YOUR TASK
Say the number of lines containing the string "type", and say nothing else.

Entries taken from a collection
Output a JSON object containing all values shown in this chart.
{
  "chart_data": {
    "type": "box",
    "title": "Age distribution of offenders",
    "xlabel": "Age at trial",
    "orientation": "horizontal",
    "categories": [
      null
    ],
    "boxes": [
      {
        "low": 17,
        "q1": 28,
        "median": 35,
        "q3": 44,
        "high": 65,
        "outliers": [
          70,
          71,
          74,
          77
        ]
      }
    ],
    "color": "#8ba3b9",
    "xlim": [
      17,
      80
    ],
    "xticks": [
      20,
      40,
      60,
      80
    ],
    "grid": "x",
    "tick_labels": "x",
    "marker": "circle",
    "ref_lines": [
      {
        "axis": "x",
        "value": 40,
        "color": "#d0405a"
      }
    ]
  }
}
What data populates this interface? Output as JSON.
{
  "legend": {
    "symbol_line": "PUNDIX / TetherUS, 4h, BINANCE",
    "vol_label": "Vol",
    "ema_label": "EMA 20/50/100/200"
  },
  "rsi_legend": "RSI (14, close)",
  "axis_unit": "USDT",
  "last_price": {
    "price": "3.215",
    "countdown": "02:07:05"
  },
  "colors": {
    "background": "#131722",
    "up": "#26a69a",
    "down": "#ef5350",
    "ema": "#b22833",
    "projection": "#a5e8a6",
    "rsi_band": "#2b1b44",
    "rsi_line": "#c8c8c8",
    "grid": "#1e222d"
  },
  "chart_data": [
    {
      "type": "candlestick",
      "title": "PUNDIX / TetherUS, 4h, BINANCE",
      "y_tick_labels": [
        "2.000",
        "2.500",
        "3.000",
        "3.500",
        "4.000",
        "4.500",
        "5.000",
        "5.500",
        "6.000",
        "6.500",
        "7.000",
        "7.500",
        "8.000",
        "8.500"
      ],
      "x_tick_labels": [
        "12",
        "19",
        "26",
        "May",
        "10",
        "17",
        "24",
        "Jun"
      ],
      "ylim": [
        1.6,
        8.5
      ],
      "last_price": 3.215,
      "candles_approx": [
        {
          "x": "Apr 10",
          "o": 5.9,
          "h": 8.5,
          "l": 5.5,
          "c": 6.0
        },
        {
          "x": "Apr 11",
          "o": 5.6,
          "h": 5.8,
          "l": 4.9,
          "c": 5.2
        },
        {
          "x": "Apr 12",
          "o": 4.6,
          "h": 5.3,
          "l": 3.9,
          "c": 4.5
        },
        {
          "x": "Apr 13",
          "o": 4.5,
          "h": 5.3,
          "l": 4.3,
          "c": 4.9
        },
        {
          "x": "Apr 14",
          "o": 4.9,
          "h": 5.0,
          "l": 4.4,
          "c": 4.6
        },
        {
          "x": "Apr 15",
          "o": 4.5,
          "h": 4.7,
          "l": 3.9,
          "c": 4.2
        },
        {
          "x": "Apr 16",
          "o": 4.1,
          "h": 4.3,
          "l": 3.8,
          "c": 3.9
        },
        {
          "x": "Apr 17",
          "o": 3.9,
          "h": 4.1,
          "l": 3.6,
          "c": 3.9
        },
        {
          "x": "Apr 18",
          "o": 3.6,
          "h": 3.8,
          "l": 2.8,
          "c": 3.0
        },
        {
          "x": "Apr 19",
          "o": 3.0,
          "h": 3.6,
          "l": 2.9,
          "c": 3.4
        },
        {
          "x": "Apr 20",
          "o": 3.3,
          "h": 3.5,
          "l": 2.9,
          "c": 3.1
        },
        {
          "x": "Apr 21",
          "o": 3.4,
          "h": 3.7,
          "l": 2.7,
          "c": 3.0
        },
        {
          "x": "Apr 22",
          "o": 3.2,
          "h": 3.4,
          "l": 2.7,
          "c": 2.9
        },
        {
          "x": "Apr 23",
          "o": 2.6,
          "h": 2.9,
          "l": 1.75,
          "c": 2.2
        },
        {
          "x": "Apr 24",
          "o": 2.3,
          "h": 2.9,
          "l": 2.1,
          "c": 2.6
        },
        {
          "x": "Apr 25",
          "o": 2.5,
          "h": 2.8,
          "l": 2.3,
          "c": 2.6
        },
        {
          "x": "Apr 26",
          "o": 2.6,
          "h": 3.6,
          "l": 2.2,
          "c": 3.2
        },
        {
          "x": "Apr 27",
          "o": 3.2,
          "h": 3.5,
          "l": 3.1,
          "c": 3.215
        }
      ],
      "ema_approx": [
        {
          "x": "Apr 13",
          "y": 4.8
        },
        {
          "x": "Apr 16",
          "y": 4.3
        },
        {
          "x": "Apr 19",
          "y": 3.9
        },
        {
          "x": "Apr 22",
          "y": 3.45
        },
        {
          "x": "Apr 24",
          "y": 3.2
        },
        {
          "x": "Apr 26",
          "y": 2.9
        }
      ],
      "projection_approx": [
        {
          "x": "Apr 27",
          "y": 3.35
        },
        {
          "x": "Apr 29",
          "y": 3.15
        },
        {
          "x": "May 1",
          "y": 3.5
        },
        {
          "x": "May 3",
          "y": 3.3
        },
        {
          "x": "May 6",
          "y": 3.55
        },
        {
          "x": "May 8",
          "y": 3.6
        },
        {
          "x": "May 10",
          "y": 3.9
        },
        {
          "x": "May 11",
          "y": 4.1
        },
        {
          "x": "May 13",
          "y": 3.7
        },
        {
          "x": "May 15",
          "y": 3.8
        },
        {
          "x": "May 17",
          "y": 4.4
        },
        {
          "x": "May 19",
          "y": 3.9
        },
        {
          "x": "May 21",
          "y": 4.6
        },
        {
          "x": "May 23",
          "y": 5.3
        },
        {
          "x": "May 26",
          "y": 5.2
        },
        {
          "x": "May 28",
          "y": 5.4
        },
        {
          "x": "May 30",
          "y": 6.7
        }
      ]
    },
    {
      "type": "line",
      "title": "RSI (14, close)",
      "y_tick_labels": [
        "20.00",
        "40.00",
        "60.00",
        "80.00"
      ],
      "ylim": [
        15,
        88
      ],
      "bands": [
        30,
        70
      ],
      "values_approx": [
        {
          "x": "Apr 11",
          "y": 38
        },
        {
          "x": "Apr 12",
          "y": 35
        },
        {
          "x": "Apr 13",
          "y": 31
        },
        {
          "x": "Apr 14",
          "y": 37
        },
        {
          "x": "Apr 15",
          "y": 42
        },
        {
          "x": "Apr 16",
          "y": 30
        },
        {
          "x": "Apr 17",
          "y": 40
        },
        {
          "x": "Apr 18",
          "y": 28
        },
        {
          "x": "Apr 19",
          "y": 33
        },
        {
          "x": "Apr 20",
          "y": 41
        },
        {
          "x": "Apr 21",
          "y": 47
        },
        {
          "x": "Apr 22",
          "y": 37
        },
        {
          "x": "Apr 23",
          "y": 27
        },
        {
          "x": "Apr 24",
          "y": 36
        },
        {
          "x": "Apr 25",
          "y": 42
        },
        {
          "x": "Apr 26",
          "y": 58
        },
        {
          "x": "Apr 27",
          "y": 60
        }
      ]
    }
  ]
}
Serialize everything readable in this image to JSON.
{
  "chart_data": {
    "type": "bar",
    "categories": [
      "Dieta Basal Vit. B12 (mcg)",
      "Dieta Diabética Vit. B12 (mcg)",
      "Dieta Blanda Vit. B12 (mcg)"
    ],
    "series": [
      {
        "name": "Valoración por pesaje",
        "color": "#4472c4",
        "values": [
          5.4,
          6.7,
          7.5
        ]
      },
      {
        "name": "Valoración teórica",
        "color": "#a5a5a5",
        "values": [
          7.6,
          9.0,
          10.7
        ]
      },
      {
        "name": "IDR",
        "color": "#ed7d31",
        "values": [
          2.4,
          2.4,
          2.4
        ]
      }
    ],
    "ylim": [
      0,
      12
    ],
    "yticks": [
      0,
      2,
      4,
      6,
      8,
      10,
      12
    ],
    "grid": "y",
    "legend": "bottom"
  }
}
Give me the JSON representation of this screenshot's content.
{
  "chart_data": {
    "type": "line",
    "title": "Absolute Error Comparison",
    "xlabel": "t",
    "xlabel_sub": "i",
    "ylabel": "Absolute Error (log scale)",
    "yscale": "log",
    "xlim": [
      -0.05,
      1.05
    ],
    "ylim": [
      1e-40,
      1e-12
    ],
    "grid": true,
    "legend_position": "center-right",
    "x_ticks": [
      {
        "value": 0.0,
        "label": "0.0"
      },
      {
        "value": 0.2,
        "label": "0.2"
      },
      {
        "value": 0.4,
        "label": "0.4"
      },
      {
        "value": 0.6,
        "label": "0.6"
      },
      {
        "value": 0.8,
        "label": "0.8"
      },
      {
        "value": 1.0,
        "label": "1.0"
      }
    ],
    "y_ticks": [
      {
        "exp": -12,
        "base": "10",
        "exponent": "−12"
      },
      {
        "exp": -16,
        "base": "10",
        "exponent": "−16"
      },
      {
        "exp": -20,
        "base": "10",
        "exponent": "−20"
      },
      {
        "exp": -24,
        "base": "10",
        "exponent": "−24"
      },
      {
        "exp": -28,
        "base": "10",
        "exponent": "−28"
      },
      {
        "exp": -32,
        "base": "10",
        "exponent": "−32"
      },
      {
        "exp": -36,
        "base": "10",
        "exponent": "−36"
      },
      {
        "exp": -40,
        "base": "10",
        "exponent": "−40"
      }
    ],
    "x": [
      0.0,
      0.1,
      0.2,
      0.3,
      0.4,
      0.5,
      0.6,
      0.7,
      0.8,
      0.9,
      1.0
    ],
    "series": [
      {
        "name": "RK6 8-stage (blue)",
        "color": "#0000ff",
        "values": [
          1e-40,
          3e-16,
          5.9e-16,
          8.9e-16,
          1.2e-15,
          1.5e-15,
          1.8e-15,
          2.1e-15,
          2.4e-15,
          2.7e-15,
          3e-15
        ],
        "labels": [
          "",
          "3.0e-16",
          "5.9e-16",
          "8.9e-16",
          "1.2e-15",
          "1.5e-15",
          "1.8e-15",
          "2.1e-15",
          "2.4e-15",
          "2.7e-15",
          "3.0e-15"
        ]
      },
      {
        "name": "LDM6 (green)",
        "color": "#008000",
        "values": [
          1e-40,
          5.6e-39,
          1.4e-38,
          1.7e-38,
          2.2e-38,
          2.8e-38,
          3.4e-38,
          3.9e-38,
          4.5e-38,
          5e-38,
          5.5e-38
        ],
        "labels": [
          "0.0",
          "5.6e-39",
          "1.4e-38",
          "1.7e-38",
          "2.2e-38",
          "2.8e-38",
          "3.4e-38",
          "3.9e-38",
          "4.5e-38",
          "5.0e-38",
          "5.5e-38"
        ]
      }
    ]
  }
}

TASK ANSWER
5